- Texto fornecido -
Por último, O DIR não inclui desastres ou outras causas ambientais como motivo para uma pessoa pedir refúgio, mas admite que o refugiado ambiental pode se enquadrar como um refugiado “tradicional”, se atender às condições da Convenção de 51, mesmo que o temor de perseguição tenha origem em um fator ambiental. O Comitê de Direitos Humanos da ONU, em 2019, reconheceu o efeito das mudanças climáticas em todos os direitos humanos, e declarou que os Estados não podem enviar de volta migrantes para países onde suas vidas possam estar em risco, mesmo que por fatores ambientais. A decisão, embora não tenha força obrigatória, é um precedente importante para a aplicação do princípio da não-devolução para os refugiados ambientais (Claro, 2020).

O Direito Internacional dos Refugiados é em grande parte definido pela Convenção das Nações Unidas de 1951 sobre o Estatuto dos Refugiados e pelo seu Protocolo de 1967 sobre o Estatuto dos Refugiados - juntos referidos como "a Convenção de 1951" (ONU, 1951; 1967). A Convenção de 1951 estipula quem é considerado um refugiado, quais são as proteções legais, assistência e direitos sociais aos quais os refugiados têm direito, e as obrigações que os refugiados têm para com os países que os acolhem. Eis que, de acordo com a Organização das Nações Unidas, refugiado é

uma pessoa que está fora de seu país de nacionalidade ou residência habitual; que tem um medo bem fundamentado de ser perseguida devido à sua raça, religião, nacionalidade, pertencimento a um determinado grupo social ou opinião política; e que é incapaz ou não está disposta a se beneficiar da proteção desse país, ou a retornar a ele, por medo de perseguição (ONU, 1951).

Infelizmente, essa definição não abrange a maioria das pessoas deslocadas devido às mudanças climáticas. A menos que saiam de áreas onde os efeitos das mudanças climáticas levaram à instabilidade (por exemplo, a escassez de alimentos provocando conflitos regionais), a maioria não preencherá os critérios para o status de refugiado, conforme definido pela Convenção de 1951, mesmo que aqueles que foram deslocados pelas mudanças climáticas possam ter perdido totalmente sua terra natal ou mesmo o país.

Sendo a única autoridade de abrangência global que define o status de refugiado, a Convenção de 1951 deixa de contemplar as pessoas deslocadas devido às mudanças climáticas e coloca a comunidade internacional em uma posição reativa para lidar com o deslocamento causado pelas mudanças climáticas, à medida que os efeitos mais devastadores do fenômeno ganham força.

Um dos primeiros estudos sobre a migração provocada por fatores ambientais foi um relatório do Programa das Nações Unidas para o Meio Ambiente (PNUMA), publicado em 1985 (El-Hinnawi, 1985). No entanto, o termo “refugiados ambientais” não é adequado do ponto de vista do direito internacional, pois a Convenção de 1951 sobre o Estatuto dos Refugiados estabelece critérios específicos para que uma pessoa possa ser reconhecida como refugiada e venha a receber a proteção internacional correspondente. Esses critérios não incluem as pessoas deslocadas por razões ambientais, mesmo que se faça uma interpretação atualizada da Convenção (Miranda, 2010). O principal problema é que, na maioria dos casos, não há uma perseguição ou uma ação deliberada de um agente identificável ou do próprio Estado contra essas pessoas (Kozoll, 2004).

- Informações fornecidas -
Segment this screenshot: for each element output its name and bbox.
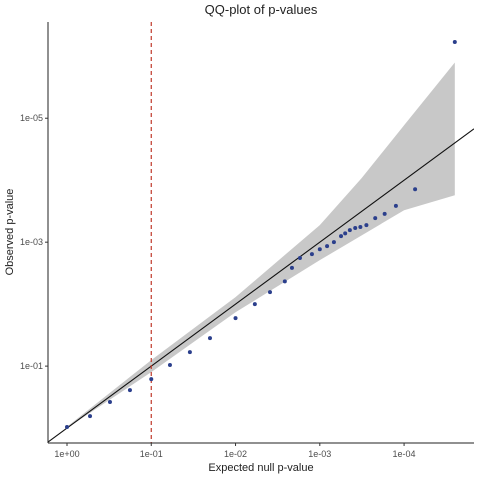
point xyxy=(289,265,294,270)
point xyxy=(382,211,387,216)
point xyxy=(282,279,287,284)
point xyxy=(149,377,154,382)
point xyxy=(233,316,238,321)
point xyxy=(297,255,302,260)
chart-title: QQ-plot of p-values xyxy=(205,2,318,17)
point xyxy=(452,40,457,45)
point xyxy=(127,388,132,393)
point xyxy=(317,247,322,252)
point xyxy=(88,414,93,419)
y-axis-label: Observed p-value xyxy=(4,189,16,276)
point xyxy=(393,203,398,208)
x-tick-label: 1e-03 xyxy=(308,449,331,459)
point xyxy=(309,252,314,257)
point xyxy=(347,228,352,233)
point xyxy=(339,234,344,239)
point xyxy=(325,244,330,249)
x-tick-label: 1e-04 xyxy=(393,449,416,459)
x-axis-label: Expected null p-value xyxy=(208,462,313,474)
point xyxy=(343,231,348,236)
point xyxy=(358,225,363,230)
x-tick-label: 1e+00 xyxy=(54,449,79,459)
point xyxy=(331,240,336,245)
confidence-band xyxy=(66,62,455,429)
x-tick-label: 1e-02 xyxy=(224,449,247,459)
point xyxy=(252,302,257,307)
point xyxy=(364,223,369,228)
x-tick-label: 1e-01 xyxy=(140,449,163,459)
point xyxy=(187,350,192,355)
plot-area xyxy=(48,22,474,443)
point xyxy=(207,336,212,341)
y-tick-label: 1e-01 xyxy=(20,361,43,371)
point xyxy=(373,216,378,221)
point xyxy=(107,400,112,405)
point xyxy=(353,225,358,230)
y-tick-label: 1e-03 xyxy=(20,237,43,247)
point xyxy=(64,424,69,429)
point xyxy=(413,187,418,192)
point xyxy=(167,363,172,368)
point xyxy=(267,290,272,295)
y-tick-label: 1e-05 xyxy=(20,113,43,123)
reference-line xyxy=(48,128,474,443)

- Solicitação escrita -
Transcreva do texto sobre refugiados ambientais o trecho entre "uma pessoa que" e "mesmo o país.", inclusive.

- Resultado da tarefa -
uma pessoa que está fora de seu país de nacionalidade ou residência habitual; que tem um medo bem fundamentado de ser perseguida devido à sua raça, religião, nacionalidade, pertencimento a um determinado grupo social ou opinião política; e que é incapaz ou não está disposta a se beneficiar da proteção desse país, ou a retornar a ele, por medo de perseguição (ONU, 1951).

Infelizmente, essa definição não abrange a maioria das pessoas deslocadas devido às mudanças climáticas. A menos que saiam de áreas onde os efeitos das mudanças climáticas levaram à instabilidade (por exemplo, a escassez de alimentos provocando conflitos regionais), a maioria não preencherá os critérios para o status de refugiado, conforme definido pela Convenção de 1951, mesmo que aqueles que foram deslocados pelas mudanças climáticas possam ter perdido totalmente sua terra natal ou mesmo o país.